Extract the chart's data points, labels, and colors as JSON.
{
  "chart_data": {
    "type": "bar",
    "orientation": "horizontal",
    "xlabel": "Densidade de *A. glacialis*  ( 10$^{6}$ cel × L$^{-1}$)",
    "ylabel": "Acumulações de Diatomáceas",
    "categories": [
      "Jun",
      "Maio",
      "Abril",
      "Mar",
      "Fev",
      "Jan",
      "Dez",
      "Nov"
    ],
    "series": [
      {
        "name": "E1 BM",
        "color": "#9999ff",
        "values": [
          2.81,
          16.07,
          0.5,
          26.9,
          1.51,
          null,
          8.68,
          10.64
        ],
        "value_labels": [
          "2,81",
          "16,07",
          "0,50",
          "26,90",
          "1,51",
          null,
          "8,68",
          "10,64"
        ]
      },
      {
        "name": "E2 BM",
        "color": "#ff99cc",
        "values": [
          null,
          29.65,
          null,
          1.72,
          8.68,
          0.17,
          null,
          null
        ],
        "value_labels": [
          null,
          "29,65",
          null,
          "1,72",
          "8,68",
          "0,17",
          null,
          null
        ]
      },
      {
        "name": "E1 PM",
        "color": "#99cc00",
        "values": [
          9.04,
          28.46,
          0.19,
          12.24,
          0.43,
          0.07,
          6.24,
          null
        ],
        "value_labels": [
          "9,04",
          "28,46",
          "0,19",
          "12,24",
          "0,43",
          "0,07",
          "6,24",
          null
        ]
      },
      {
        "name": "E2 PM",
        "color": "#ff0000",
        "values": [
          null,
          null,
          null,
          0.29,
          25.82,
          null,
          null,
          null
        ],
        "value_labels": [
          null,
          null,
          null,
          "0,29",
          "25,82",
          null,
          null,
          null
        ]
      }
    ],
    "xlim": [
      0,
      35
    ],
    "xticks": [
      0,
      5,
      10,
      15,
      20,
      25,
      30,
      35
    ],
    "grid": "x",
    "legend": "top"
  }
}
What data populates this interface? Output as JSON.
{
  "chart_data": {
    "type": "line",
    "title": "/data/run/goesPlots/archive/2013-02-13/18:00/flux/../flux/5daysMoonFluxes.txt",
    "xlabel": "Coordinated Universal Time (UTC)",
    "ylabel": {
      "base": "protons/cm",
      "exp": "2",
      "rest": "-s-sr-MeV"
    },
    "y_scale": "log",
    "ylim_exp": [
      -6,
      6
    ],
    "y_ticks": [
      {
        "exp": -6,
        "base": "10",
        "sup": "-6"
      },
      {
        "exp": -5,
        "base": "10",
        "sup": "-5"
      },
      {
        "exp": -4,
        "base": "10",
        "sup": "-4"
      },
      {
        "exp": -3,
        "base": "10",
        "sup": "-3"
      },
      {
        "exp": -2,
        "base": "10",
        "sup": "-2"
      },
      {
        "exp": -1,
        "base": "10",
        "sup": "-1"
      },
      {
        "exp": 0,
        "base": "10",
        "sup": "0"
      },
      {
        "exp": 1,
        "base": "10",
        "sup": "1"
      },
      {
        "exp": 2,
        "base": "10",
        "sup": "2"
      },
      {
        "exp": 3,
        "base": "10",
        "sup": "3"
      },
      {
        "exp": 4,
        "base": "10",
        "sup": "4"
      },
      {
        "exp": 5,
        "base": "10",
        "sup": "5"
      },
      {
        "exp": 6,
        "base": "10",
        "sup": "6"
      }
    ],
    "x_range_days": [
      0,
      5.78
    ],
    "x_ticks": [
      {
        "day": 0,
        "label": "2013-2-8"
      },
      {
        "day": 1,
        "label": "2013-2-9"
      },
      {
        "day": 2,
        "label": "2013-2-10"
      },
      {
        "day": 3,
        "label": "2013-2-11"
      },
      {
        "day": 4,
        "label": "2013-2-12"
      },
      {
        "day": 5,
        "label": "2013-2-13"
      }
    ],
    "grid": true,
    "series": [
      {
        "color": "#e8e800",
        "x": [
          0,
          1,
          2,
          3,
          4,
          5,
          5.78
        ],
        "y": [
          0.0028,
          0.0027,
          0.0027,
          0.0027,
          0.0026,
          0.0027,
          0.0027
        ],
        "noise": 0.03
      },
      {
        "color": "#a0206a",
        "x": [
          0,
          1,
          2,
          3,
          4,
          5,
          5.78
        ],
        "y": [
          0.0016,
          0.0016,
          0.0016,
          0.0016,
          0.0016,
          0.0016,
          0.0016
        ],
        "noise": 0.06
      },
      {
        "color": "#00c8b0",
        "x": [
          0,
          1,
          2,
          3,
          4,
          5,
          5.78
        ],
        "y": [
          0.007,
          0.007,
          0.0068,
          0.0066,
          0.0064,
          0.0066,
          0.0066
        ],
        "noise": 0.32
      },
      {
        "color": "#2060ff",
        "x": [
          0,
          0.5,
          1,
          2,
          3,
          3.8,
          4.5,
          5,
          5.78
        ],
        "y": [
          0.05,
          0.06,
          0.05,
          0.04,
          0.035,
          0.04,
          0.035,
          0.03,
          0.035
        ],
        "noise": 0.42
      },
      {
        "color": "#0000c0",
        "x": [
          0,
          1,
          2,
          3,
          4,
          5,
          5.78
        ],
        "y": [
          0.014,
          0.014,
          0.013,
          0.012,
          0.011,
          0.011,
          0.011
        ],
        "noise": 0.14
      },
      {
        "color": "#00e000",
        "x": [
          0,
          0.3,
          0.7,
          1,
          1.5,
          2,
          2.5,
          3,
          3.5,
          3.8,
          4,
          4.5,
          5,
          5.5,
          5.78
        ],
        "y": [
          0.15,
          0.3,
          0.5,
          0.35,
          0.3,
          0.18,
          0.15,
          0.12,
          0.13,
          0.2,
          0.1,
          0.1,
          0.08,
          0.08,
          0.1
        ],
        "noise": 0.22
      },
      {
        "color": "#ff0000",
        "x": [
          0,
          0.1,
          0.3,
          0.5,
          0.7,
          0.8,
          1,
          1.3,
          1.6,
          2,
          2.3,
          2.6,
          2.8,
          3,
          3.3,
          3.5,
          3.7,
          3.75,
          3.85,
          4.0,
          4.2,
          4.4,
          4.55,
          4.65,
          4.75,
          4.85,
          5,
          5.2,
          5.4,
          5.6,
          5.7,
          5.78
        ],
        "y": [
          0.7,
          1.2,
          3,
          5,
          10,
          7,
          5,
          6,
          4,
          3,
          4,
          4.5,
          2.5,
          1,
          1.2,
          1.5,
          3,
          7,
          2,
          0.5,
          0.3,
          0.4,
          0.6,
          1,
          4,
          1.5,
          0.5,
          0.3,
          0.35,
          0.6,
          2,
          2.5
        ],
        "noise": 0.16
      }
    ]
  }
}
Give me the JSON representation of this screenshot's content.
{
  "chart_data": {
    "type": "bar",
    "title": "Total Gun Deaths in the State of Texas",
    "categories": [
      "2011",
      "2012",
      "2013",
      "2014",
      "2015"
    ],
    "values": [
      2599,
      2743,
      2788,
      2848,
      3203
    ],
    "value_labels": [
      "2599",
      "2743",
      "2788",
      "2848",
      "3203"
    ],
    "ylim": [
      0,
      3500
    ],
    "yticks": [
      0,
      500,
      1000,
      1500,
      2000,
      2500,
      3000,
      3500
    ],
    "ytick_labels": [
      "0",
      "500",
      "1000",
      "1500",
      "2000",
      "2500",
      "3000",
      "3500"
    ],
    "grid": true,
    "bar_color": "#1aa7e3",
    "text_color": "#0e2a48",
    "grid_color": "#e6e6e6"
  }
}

========

### Stated goal
The required output is the span of lines from the one containing "Give me the" to the last line, reproduced character for character.

### Reply to the task
Give me the JSON representation of this screenshot's content.
{
  "chart_data": {
    "type": "bar",
    "title": "Total Gun Deaths in the State of Texas",
    "categories": [
      "2011",
      "2012",
      "2013",
      "2014",
      "2015"
    ],
    "values": [
      2599,
      2743,
      2788,
      2848,
      3203
    ],
    "value_labels": [
      "2599",
      "2743",
      "2788",
      "2848",
      "3203"
    ],
    "ylim": [
      0,
      3500
    ],
    "yticks": [
      0,
      500,
      1000,
      1500,
      2000,
      2500,
      3000,
      3500
    ],
    "ytick_labels": [
      "0",
      "500",
      "1000",
      "1500",
      "2000",
      "2500",
      "3000",
      "3500"
    ],
    "grid": true,
    "bar_color": "#1aa7e3",
    "text_color": "#0e2a48",
    "grid_color": "#e6e6e6"
  }
}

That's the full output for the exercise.